▶ [The exercise] Each line containing the word "subtitle" should be found and copied.

[Collected data entries]
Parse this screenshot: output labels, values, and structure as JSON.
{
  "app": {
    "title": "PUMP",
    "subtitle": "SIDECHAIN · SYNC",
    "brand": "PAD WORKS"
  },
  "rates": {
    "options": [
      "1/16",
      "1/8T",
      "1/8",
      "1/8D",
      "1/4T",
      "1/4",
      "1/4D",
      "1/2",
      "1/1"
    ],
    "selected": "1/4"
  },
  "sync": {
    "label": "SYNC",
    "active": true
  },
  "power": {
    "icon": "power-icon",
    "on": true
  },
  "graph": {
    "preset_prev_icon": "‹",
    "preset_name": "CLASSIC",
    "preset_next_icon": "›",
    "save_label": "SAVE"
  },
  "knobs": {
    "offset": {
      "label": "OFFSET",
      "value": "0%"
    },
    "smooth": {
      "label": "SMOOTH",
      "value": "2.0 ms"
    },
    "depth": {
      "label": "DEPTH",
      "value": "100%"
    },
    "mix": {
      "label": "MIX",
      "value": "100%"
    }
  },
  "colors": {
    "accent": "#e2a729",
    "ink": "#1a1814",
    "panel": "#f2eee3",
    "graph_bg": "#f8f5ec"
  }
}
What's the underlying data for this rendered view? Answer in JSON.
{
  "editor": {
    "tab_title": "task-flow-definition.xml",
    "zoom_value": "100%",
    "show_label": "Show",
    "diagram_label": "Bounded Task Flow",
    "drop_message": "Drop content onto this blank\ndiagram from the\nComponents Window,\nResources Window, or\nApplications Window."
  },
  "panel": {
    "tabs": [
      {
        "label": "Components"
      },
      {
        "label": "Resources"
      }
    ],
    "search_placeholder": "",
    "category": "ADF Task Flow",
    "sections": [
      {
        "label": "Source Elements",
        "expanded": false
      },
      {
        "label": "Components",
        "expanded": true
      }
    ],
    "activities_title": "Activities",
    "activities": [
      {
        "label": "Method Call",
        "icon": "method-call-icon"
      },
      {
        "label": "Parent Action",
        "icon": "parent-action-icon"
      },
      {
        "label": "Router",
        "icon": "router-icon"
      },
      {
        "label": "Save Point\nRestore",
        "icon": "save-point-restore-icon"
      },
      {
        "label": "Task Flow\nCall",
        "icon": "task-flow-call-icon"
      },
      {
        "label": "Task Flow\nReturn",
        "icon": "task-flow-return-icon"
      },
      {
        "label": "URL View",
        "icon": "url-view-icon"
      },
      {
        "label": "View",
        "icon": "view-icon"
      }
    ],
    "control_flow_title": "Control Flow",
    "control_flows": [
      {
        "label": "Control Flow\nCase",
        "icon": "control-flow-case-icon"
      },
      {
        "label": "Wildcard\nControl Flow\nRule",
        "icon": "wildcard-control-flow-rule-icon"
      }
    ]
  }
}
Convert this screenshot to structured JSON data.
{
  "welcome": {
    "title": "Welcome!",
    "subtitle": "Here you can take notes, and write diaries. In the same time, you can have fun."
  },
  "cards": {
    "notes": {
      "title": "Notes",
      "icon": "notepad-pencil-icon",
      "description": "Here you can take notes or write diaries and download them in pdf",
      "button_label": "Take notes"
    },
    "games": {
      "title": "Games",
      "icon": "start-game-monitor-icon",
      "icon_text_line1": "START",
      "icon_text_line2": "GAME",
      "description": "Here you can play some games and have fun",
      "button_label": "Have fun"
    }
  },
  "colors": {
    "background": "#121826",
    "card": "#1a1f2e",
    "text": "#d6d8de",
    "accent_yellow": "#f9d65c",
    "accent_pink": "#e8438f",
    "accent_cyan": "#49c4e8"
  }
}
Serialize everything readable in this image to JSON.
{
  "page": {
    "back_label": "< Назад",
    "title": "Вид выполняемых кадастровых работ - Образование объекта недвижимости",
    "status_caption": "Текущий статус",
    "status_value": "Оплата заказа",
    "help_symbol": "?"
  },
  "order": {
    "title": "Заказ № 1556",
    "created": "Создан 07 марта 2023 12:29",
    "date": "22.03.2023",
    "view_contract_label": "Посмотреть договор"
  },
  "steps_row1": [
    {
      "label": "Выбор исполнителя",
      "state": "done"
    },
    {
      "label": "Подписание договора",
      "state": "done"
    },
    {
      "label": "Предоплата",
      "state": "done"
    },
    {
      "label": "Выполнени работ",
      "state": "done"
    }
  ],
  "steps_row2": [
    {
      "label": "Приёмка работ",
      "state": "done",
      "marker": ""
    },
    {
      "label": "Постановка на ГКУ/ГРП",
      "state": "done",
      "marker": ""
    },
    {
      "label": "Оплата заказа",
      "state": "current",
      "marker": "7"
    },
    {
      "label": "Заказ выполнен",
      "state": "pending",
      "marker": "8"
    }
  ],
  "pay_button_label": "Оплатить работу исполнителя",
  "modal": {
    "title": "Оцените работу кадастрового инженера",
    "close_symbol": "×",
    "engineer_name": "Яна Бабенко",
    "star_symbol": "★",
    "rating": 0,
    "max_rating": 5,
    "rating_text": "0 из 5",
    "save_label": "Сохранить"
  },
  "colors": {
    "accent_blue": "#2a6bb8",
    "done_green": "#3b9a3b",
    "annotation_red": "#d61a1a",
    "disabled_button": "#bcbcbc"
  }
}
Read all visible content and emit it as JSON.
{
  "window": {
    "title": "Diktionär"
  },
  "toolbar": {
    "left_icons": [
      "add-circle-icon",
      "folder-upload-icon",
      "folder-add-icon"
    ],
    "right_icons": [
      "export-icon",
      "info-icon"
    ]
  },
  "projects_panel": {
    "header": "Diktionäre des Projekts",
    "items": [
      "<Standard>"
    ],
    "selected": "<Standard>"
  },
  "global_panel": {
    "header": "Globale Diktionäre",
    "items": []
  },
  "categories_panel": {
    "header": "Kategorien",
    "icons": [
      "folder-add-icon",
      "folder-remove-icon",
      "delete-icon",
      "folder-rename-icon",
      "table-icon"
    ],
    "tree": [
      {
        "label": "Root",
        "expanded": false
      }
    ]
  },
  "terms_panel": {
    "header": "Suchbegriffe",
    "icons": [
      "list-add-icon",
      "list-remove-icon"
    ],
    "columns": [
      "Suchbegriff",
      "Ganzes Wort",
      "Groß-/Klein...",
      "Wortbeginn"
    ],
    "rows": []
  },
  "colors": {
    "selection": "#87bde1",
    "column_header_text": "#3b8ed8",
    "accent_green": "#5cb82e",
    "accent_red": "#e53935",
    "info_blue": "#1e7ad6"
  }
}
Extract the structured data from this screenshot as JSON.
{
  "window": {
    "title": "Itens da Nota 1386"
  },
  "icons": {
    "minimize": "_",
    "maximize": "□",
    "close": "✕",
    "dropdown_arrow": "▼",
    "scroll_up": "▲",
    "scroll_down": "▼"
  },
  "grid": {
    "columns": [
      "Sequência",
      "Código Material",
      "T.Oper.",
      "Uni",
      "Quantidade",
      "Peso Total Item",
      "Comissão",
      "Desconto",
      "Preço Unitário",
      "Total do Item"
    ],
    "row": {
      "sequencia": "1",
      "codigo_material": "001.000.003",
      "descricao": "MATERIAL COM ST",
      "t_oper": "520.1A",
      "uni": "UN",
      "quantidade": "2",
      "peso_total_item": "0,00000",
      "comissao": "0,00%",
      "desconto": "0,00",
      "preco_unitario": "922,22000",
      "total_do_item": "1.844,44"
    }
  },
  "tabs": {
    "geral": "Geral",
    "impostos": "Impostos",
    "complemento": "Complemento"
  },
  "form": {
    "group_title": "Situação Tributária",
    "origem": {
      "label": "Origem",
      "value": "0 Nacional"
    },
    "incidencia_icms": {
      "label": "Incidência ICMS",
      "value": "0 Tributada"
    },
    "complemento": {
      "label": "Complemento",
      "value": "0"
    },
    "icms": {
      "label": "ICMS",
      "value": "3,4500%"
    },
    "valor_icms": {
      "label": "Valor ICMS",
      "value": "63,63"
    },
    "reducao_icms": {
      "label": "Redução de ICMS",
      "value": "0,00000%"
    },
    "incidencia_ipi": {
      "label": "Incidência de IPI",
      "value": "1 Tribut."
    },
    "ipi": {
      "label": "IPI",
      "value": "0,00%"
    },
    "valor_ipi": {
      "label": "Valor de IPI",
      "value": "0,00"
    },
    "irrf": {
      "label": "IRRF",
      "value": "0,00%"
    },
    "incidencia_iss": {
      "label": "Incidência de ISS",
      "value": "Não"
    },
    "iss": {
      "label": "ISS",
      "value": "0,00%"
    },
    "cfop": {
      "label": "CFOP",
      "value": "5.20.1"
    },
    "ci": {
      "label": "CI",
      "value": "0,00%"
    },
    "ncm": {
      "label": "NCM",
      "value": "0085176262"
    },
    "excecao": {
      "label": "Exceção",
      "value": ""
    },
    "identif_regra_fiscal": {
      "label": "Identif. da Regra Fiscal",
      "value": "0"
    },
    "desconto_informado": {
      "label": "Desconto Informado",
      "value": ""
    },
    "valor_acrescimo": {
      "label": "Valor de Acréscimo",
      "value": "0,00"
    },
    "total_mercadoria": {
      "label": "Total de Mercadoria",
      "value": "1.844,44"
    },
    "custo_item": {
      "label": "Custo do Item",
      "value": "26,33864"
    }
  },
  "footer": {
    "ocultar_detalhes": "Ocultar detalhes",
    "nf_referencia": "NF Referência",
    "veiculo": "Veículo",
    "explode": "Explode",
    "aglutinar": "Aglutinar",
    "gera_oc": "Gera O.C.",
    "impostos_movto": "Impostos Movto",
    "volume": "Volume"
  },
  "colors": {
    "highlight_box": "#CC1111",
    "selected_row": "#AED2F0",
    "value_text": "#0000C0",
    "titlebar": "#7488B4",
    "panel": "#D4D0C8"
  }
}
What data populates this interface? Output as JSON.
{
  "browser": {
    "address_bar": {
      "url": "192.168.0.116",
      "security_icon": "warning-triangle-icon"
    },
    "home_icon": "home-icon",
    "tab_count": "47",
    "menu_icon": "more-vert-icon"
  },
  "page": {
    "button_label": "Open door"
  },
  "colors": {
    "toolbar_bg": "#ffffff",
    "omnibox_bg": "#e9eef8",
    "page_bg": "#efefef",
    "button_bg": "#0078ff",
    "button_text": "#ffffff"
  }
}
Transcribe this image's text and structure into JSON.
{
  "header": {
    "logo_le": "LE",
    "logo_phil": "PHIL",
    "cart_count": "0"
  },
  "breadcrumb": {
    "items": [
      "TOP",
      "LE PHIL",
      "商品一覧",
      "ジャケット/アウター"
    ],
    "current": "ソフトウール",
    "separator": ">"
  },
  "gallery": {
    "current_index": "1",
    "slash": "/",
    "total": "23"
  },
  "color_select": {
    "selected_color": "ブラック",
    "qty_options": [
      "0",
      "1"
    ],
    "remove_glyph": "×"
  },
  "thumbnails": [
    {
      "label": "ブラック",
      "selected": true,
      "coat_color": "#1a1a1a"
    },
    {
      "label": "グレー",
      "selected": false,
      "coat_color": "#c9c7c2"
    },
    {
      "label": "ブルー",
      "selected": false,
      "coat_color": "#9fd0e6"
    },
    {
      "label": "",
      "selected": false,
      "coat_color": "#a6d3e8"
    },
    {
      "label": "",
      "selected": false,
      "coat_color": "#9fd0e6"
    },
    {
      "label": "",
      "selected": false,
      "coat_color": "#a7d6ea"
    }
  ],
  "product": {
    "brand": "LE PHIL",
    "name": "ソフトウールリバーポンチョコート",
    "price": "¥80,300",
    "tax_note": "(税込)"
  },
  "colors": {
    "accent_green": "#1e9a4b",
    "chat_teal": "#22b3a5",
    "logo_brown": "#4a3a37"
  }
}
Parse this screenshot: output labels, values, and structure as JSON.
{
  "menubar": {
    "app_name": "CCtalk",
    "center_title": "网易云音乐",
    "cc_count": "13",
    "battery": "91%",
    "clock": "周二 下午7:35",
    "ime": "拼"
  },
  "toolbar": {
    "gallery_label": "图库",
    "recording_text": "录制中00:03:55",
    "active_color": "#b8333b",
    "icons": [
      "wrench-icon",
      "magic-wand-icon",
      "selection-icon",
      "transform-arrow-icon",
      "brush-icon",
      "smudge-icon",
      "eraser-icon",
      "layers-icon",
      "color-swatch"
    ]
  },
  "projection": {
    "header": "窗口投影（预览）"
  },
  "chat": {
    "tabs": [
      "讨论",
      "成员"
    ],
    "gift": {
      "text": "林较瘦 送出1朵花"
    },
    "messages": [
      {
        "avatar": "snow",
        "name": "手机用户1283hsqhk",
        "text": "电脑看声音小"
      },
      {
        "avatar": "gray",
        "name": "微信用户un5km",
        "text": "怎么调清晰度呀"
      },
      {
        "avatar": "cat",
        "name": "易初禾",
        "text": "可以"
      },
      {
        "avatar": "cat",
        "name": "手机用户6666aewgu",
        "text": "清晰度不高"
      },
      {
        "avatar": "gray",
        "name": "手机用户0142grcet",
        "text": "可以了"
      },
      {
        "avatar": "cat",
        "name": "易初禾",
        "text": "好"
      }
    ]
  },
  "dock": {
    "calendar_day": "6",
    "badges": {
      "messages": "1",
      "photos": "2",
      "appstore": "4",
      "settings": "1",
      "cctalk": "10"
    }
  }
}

▶ [Final result]
    "subtitle": "SIDECHAIN · SYNC",
    "subtitle": "Here you can take notes, and write diaries. In the same time, you can have fun."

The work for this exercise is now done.